** Tasks and exercises **
A) In the voice conversion text, what two components does the first example use to represent a voice signal?
B) Please repeat the part of the voice conversion text that opens with the words containing "The second example is" and closes with "construction of FIG. 2.".

## start Reading text

The medium contains program instructions executable by the CPU to cause the computer
machine for performing a process of converting an input voice signal into an output
voice signal according to a target voice signal as described above
[0105] Next, detailed description is given to the second example with reference to the drawings.
The second example is basically similar to the first example shown in FIGS. 1 and
2. More specifically, the second example has a first part and a second part. The first
part has the construction shown in FIG. 1. The second part has the construction shown
in FIG. 12, which is modified from the construction of FIG. 2.
[0106] In the first example, a technique of signal processing to represent a voice signal
as a sine wave (SIN) component, which is combined sine waves of the voice signal,
and a residual component, which is a component other than the sine wave component,
is used to modify the voice signal (including the sine wave component and the residual
component) based on a target voice signal (including the sine wave component and the
residual component) of a particular singer, thereby generating a voice signal reflecting
the voice quality and singing mannerism of the particular singer to output the same
along a karaoke accompaniment tone. In the voice converting apparatus thus configured,
the residual component includes a pitch component, so that when the sine wave component
and the residual component are synthesized with each other after the voice conversion
has been executed to each component, both pitch components respectively included in
the sine wave component and the residual component are caught by listeners. If the
pitch of the sine wave component and the pitch of the residual component differ in
frequency, naturalness in the converted voice may be lost.

## end Reading text
## start Listed entries

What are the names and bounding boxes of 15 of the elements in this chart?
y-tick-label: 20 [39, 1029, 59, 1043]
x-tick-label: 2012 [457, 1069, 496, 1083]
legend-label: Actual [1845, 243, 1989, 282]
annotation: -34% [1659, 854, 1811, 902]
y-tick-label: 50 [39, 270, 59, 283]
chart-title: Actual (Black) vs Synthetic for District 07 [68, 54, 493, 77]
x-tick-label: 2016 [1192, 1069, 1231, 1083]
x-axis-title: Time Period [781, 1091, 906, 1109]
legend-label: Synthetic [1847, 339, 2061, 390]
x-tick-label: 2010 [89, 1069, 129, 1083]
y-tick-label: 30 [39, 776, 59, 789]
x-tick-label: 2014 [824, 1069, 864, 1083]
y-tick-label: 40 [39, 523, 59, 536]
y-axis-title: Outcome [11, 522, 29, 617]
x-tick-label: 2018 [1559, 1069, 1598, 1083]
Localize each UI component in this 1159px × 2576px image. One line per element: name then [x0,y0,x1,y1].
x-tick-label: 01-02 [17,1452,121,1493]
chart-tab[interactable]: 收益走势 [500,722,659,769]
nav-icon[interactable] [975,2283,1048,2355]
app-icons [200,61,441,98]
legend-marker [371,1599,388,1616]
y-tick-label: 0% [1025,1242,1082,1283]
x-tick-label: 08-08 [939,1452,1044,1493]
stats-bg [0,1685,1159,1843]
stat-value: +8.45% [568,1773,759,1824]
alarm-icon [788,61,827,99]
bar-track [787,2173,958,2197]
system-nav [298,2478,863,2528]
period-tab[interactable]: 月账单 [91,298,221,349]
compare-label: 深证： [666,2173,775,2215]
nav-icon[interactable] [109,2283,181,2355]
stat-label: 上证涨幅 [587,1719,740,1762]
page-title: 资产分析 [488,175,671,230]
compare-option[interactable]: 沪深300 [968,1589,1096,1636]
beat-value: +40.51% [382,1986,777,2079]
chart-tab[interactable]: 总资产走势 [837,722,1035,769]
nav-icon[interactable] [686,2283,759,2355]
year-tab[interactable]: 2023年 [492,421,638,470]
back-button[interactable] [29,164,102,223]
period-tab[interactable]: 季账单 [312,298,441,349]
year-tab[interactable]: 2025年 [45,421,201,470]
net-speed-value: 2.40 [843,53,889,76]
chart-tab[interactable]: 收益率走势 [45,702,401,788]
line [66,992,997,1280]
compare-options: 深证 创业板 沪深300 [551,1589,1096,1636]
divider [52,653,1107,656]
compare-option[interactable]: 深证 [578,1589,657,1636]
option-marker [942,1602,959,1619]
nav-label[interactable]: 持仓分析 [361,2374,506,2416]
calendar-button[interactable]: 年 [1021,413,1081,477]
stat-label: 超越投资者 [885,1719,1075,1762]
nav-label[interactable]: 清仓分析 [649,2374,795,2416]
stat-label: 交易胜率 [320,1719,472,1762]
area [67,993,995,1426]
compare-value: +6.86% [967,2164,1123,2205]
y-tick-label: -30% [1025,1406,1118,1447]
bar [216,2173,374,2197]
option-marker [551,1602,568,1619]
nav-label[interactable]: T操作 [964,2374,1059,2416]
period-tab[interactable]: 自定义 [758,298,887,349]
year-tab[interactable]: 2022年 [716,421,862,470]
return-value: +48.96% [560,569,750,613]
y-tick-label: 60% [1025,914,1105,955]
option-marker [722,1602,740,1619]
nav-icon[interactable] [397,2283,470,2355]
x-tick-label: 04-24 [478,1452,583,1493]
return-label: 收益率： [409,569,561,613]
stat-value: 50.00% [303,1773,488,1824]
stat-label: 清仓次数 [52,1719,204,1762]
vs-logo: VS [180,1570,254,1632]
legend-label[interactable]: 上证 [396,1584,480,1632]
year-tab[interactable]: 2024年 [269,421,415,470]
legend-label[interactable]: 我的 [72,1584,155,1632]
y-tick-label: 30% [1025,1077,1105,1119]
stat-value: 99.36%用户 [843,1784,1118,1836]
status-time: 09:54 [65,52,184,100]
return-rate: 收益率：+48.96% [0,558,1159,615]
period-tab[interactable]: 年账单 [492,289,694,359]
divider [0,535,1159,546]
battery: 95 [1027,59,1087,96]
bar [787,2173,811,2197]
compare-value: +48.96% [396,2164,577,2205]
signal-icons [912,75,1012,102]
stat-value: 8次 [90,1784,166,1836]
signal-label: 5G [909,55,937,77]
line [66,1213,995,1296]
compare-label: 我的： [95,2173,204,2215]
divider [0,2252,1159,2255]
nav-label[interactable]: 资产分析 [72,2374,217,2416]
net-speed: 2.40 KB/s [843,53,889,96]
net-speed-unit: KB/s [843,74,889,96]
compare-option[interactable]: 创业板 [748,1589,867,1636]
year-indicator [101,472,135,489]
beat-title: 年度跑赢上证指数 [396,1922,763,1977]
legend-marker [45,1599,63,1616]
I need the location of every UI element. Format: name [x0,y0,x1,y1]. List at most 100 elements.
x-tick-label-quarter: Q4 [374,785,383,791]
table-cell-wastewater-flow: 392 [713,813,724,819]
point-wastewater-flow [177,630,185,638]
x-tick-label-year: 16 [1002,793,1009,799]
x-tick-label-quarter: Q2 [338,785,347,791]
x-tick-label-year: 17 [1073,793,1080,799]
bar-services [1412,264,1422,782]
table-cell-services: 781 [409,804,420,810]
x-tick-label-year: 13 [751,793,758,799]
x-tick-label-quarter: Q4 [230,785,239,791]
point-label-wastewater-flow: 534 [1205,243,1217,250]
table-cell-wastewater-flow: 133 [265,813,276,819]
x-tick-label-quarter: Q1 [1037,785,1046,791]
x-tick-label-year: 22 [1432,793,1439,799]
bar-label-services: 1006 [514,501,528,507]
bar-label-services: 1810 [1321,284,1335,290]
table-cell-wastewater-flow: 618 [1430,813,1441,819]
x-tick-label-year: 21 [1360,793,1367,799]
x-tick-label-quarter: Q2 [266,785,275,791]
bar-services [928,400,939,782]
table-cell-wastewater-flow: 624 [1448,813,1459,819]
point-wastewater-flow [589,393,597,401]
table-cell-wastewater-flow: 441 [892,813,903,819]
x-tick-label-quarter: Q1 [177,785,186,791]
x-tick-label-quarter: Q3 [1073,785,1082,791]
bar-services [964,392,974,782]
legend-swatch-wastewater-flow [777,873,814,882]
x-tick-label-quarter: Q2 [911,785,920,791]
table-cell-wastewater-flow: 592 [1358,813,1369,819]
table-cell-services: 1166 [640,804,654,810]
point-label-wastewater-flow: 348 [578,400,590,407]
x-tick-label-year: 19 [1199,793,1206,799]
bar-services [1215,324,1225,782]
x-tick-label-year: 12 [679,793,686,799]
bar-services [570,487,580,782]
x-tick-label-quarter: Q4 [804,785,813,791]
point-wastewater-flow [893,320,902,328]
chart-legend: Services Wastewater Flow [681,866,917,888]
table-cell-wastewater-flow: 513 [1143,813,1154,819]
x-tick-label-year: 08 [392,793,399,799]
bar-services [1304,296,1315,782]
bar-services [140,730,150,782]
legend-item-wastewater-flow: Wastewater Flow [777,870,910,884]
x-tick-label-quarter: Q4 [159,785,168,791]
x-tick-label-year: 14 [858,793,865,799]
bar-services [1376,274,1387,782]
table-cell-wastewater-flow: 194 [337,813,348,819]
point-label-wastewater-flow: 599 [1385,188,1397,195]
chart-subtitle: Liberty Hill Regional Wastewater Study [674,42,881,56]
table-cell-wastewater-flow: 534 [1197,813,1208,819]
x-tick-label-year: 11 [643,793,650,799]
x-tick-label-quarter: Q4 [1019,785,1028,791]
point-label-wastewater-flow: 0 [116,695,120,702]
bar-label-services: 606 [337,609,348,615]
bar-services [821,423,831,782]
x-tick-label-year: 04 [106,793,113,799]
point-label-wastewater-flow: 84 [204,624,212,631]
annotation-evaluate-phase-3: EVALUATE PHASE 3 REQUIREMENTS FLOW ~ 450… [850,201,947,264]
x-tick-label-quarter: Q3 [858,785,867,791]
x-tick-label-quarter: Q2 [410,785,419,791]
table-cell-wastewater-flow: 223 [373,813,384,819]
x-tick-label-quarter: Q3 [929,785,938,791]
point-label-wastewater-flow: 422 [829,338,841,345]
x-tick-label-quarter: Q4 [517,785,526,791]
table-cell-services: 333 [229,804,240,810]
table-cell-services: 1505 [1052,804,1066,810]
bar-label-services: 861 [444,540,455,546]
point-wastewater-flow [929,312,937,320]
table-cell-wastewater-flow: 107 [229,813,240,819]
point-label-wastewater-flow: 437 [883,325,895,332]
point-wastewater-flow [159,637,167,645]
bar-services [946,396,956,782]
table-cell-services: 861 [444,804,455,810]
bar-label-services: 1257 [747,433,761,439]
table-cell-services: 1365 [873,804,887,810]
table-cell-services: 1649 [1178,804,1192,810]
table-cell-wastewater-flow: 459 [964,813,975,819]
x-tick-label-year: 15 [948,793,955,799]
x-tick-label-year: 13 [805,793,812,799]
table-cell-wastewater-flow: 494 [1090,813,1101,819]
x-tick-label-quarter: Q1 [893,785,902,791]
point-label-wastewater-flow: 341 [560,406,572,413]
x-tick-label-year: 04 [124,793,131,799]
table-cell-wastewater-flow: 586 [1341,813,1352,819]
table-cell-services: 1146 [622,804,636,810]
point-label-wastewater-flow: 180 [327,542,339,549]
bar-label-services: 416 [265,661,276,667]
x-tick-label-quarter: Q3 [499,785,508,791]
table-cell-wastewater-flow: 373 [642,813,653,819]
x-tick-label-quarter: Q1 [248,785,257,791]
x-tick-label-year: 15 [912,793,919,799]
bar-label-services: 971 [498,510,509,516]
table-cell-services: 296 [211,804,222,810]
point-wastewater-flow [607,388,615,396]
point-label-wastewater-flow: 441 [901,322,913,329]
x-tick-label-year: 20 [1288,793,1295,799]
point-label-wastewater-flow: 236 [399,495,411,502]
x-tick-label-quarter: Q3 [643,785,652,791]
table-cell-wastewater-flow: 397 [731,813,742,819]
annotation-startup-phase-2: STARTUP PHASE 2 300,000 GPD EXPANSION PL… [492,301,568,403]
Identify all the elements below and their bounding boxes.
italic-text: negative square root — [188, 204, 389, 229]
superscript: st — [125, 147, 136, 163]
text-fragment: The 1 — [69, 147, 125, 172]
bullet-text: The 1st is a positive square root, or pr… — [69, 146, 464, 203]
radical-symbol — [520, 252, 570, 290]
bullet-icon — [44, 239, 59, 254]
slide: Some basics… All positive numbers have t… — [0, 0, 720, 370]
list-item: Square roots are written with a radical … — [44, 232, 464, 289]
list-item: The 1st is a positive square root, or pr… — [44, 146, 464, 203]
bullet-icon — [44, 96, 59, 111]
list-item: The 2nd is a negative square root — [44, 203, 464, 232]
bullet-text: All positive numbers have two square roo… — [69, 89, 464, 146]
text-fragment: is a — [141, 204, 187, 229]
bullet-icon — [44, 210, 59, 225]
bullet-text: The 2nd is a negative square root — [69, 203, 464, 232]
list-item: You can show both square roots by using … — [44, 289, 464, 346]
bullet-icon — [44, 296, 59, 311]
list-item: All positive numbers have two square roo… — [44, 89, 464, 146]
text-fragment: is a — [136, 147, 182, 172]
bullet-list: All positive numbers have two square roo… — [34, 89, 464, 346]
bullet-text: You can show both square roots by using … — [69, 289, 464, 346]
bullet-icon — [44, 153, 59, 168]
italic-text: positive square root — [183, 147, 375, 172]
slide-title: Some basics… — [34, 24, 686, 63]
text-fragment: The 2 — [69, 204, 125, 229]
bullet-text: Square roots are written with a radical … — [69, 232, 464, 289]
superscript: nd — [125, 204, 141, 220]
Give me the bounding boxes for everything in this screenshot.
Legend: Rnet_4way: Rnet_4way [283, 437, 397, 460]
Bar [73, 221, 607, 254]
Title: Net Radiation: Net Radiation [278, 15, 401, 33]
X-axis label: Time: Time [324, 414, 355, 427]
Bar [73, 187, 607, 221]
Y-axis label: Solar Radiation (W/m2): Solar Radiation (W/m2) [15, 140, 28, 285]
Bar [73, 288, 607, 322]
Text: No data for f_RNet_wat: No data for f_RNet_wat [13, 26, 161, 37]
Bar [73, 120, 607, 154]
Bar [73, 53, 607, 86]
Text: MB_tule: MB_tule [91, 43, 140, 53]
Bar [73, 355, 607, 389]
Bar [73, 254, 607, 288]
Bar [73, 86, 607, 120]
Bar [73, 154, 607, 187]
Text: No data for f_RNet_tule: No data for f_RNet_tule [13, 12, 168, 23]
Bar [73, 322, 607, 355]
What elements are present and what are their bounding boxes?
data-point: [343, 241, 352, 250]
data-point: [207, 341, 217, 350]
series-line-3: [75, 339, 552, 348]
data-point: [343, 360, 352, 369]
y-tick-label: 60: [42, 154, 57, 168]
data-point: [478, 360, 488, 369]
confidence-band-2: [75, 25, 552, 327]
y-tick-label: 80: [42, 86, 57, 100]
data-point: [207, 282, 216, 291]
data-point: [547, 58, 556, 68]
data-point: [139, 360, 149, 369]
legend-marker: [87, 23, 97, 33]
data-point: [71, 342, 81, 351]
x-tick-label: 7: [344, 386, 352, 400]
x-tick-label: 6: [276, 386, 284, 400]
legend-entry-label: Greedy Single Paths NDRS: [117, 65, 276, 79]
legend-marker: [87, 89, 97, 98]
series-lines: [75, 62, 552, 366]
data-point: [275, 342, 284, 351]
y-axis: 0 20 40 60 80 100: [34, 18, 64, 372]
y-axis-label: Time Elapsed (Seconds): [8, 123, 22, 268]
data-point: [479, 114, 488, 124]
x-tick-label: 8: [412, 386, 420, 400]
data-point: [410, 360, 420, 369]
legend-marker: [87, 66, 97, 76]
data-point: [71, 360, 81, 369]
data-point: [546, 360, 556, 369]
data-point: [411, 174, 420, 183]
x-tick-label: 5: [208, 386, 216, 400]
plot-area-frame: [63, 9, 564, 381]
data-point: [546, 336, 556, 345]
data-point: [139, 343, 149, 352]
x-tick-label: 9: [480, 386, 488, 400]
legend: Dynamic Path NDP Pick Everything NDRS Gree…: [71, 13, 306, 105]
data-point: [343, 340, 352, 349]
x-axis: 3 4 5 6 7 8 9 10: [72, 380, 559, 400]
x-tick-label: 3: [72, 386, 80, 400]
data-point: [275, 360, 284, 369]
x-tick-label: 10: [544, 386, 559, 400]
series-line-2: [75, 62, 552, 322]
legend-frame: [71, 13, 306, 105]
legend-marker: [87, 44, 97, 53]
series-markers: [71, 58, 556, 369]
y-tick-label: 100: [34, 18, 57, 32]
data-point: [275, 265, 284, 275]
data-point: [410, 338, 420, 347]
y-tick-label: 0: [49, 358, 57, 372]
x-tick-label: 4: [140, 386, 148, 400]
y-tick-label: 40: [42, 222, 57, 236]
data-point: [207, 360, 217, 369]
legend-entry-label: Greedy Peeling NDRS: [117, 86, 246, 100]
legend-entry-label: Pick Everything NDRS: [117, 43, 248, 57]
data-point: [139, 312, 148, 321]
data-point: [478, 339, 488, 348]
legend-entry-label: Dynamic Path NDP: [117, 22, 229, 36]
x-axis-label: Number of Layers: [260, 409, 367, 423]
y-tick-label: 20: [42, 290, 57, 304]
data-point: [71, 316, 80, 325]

## end Listed entries

** Expected answers **
A) A sine wave (SIN) component and a residual component.

B)
The second example is basically similar to the first example shown in FIGS. 1 and
2. More specifically, the second example has a first part and a second part. The first
part has the construction shown in FIG. 1. The second part has the construction shown
in FIG. 12, which is modified from the construction of FIG. 2.